Consignes: Dites si chacune des affirmations suivantes concorde avec l'extrait du document, en répondant par oui ou par non et en citant les mots de l'extrait qui le prouvent. (a) Mijal Natan est née d'un couple germano-marocain. (b) C'est Hillel Kogan qui ouvre le spectacle. (c) Le monologue de Hillel Kogan sur l'Espagne est prononcé en espagnol.

Extrait du document:
___

Le danseur Israélien Hillel Kogan, ancien assistant d’Ohad Naharin dans la Batsheva Dance Company, nous avait séduits il y a quelques années avec sa proposition au carrefour de la danse et du théâtre, We love Arabs. Il s’empare cette fois du flamenco pour soulever la question de l’identité. Pour cela, il s’est associé à Mijal Natan, une danseuse de flamenco israélienne née d’un couple germano-marocain.
C’est elle qui démarre avec force zapateados et palmas. Elle claque des pieds, frappe ses mains sur son corps et s’avance impérieuse vers lui qui est assis et la regarde. Il se lève et se met à chanter en espagnol avant de se lancer dans un monologue en français sur l’Espagne où passent tous les clichés, la chaleur, les belles brunes, la « bonne bouffe », les Espagnols sympas, la sieste, la langue musicale, mais aussi la guerre civile, le franquisme et puis Dali et Picasso. L’humour se fait parfois caustique lorsqu’il rappelle que la découverte de l’Amérique doit beaucoup à l’argent que les Juifs prêtèrent à Isabelle la Catholique. En creux il parle aussi de son identité de Juif par exemple lorsqu’il évoque la volonté d’indépendance de la Catalogne ou le Portugal, ce petit bout de terre au bout de l’Espagne, qui se veut différent.

___

Données enregistrées:
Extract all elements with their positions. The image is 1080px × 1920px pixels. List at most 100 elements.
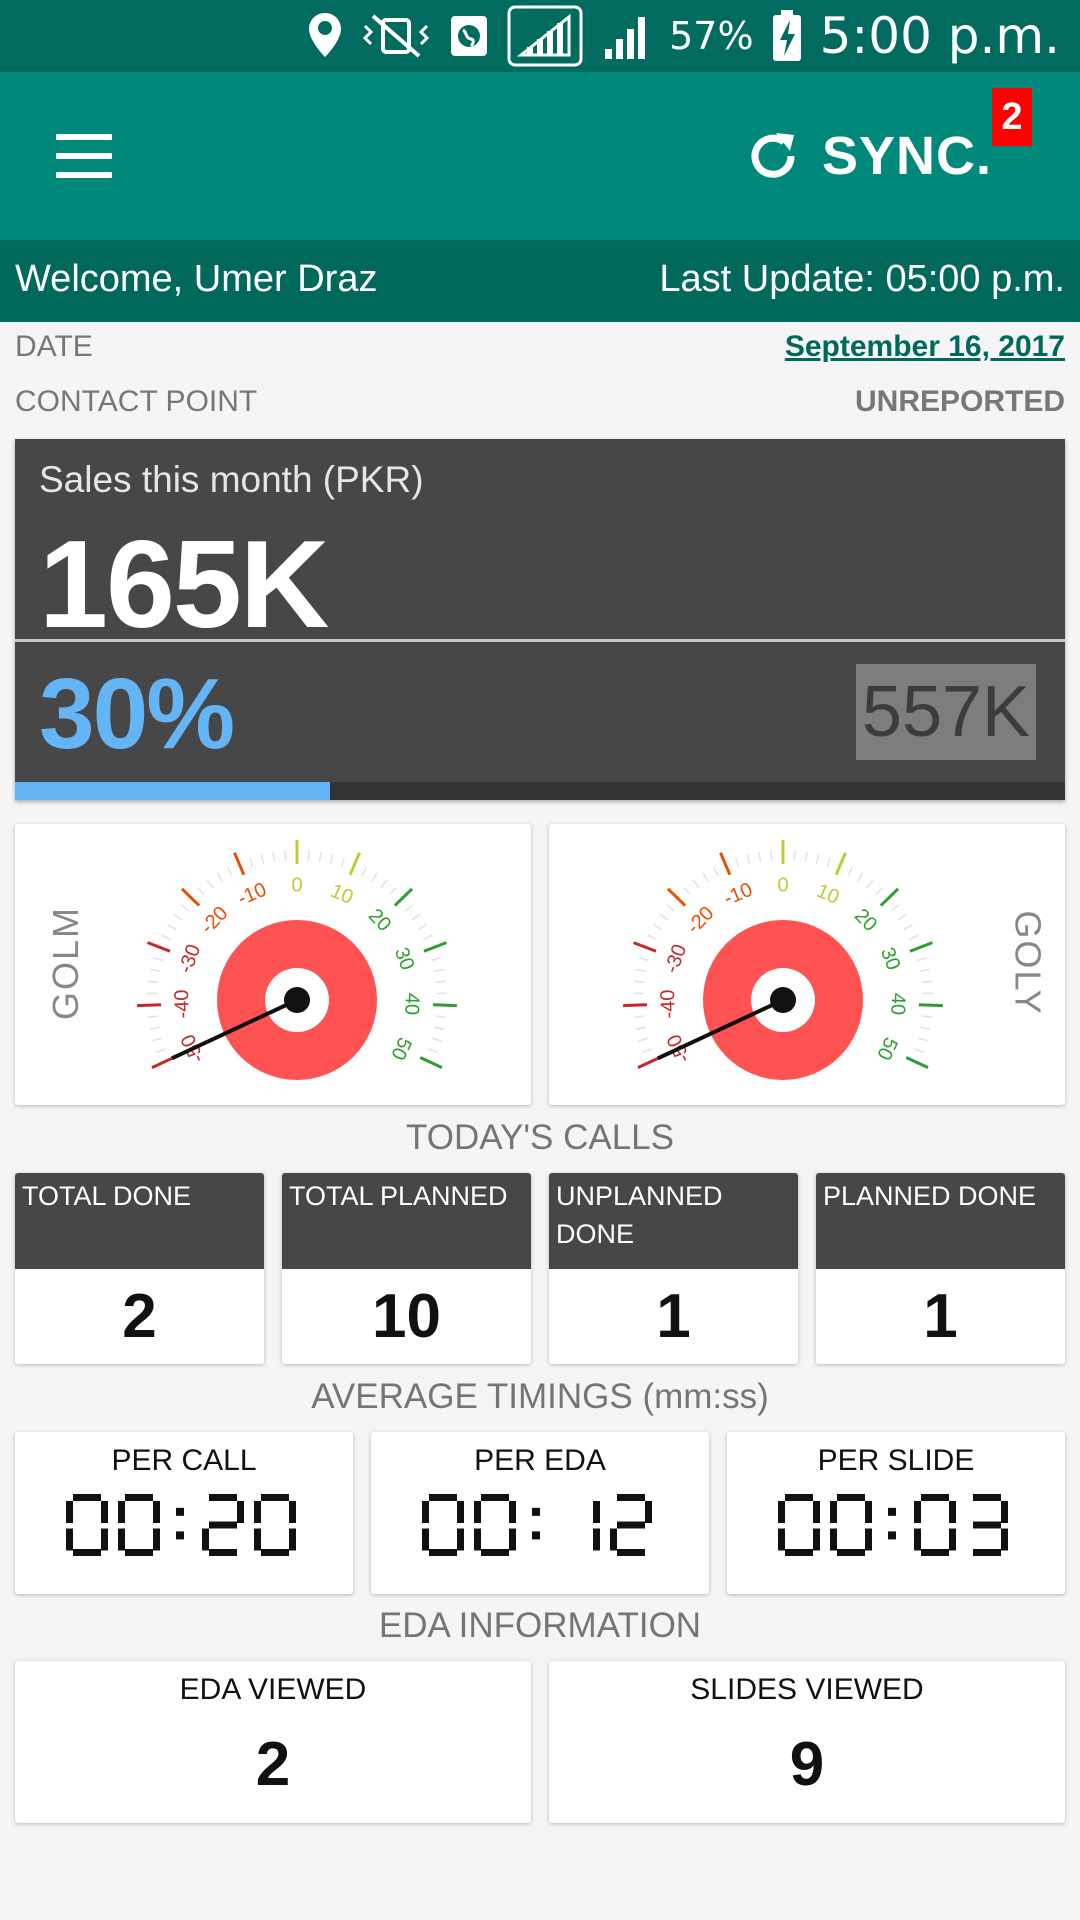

___

Corrigé:
(a) Oui : « une danseuse de flamenco israélienne née d’un couple germano-marocain ».
(b) Non : « C’est elle qui démarre avec force zapateados et palmas ».
(c) Non : « se lancer dans un monologue en français sur l’Espagne ».